_PROBLEM TO WORK ON_
Give back the entire listing verbatim.
---------------
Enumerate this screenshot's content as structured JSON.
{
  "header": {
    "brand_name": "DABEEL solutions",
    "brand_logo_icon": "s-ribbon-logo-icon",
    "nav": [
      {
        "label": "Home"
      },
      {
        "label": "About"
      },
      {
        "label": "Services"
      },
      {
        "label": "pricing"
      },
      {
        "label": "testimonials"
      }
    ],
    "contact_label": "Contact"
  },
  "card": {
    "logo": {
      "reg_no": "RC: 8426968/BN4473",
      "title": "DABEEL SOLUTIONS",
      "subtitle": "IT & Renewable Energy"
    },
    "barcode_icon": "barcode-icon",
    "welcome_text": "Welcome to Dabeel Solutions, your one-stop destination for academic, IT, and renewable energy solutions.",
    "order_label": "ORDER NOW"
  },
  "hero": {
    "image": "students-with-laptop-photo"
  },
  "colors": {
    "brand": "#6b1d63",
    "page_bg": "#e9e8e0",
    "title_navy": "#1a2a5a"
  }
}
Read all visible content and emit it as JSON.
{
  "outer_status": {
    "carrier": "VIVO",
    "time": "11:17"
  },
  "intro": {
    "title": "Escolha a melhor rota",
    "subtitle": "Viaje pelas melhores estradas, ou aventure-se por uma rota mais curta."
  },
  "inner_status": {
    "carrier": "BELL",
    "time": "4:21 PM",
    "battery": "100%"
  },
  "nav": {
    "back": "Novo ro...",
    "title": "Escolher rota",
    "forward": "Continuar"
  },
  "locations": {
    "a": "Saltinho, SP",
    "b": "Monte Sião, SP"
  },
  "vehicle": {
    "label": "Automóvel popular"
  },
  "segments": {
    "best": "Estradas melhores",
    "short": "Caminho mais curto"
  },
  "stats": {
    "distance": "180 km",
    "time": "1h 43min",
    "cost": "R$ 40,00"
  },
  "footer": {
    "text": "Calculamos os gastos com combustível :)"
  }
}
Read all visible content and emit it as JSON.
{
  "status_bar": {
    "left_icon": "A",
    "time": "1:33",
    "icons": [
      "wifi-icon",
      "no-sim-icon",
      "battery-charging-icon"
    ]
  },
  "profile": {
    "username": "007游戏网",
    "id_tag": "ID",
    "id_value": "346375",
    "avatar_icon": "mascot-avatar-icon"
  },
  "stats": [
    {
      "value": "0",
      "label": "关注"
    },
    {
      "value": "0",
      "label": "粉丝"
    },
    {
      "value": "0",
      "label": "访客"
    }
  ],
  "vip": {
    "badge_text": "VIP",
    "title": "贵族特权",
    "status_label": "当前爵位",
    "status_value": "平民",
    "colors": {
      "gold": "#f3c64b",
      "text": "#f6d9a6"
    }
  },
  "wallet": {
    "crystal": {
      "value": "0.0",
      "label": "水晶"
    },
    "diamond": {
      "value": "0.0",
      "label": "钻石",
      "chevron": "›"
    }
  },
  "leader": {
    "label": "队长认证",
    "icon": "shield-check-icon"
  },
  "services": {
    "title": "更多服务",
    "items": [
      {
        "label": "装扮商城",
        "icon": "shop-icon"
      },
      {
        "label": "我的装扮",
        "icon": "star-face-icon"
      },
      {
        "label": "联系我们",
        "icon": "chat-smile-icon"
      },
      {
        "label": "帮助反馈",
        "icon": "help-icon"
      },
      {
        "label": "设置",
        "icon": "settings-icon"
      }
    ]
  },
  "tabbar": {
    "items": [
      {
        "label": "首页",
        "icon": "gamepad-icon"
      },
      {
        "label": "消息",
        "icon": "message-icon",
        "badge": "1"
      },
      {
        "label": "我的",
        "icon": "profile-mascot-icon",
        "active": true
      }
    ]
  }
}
---------------
_FINAL ANSWER_
Enumerate this screenshot's content as structured JSON.
{
  "header": {
    "brand_name": "DABEEL solutions",
    "brand_logo_icon": "s-ribbon-logo-icon",
    "nav": [
      {
        "label": "Home"
      },
      {
        "label": "About"
      },
      {
        "label": "Services"
      },
      {
        "label": "pricing"
      },
      {
        "label": "testimonials"
      }
    ],
    "contact_label": "Contact"
  },
  "card": {
    "logo": {
      "reg_no": "RC: 8426968/BN4473",
      "title": "DABEEL SOLUTIONS",
      "subtitle": "IT & Renewable Energy"
    },
    "barcode_icon": "barcode-icon",
    "welcome_text": "Welcome to Dabeel Solutions, your one-stop destination for academic, IT, and renewable energy solutions.",
    "order_label": "ORDER NOW"
  },
  "hero": {
    "image": "students-with-laptop-photo"
  },
  "colors": {
    "brand": "#6b1d63",
    "page_bg": "#e9e8e0",
    "title_navy": "#1a2a5a"
  }
}
Read all visible content and emit it as JSON.
{
  "outer_status": {
    "carrier": "VIVO",
    "time": "11:17"
  },
  "intro": {
    "title": "Escolha a melhor rota",
    "subtitle": "Viaje pelas melhores estradas, ou aventure-se por uma rota mais curta."
  },
  "inner_status": {
    "carrier": "BELL",
    "time": "4:21 PM",
    "battery": "100%"
  },
  "nav": {
    "back": "Novo ro...",
    "title": "Escolher rota",
    "forward": "Continuar"
  },
  "locations": {
    "a": "Saltinho, SP",
    "b": "Monte Sião, SP"
  },
  "vehicle": {
    "label": "Automóvel popular"
  },
  "segments": {
    "best": "Estradas melhores",
    "short": "Caminho mais curto"
  },
  "stats": {
    "distance": "180 km",
    "time": "1h 43min",
    "cost": "R$ 40,00"
  },
  "footer": {
    "text": "Calculamos os gastos com combustível :)"
  }
}
Read all visible content and emit it as JSON.
{
  "status_bar": {
    "left_icon": "A",
    "time": "1:33",
    "icons": [
      "wifi-icon",
      "no-sim-icon",
      "battery-charging-icon"
    ]
  },
  "profile": {
    "username": "007游戏网",
    "id_tag": "ID",
    "id_value": "346375",
    "avatar_icon": "mascot-avatar-icon"
  },
  "stats": [
    {
      "value": "0",
      "label": "关注"
    },
    {
      "value": "0",
      "label": "粉丝"
    },
    {
      "value": "0",
      "label": "访客"
    }
  ],
  "vip": {
    "badge_text": "VIP",
    "title": "贵族特权",
    "status_label": "当前爵位",
    "status_value": "平民",
    "colors": {
      "gold": "#f3c64b",
      "text": "#f6d9a6"
    }
  },
  "wallet": {
    "crystal": {
      "value": "0.0",
      "label": "水晶"
    },
    "diamond": {
      "value": "0.0",
      "label": "钻石",
      "chevron": "›"
    }
  },
  "leader": {
    "label": "队长认证",
    "icon": "shield-check-icon"
  },
  "services": {
    "title": "更多服务",
    "items": [
      {
        "label": "装扮商城",
        "icon": "shop-icon"
      },
      {
        "label": "我的装扮",
        "icon": "star-face-icon"
      },
      {
        "label": "联系我们",
        "icon": "chat-smile-icon"
      },
      {
        "label": "帮助反馈",
        "icon": "help-icon"
      },
      {
        "label": "设置",
        "icon": "settings-icon"
      }
    ]
  },
  "tabbar": {
    "items": [
      {
        "label": "首页",
        "icon": "gamepad-icon"
      },
      {
        "label": "消息",
        "icon": "message-icon",
        "badge": "1"
      },
      {
        "label": "我的",
        "icon": "profile-mascot-icon",
        "active": true
      }
    ]
  }
}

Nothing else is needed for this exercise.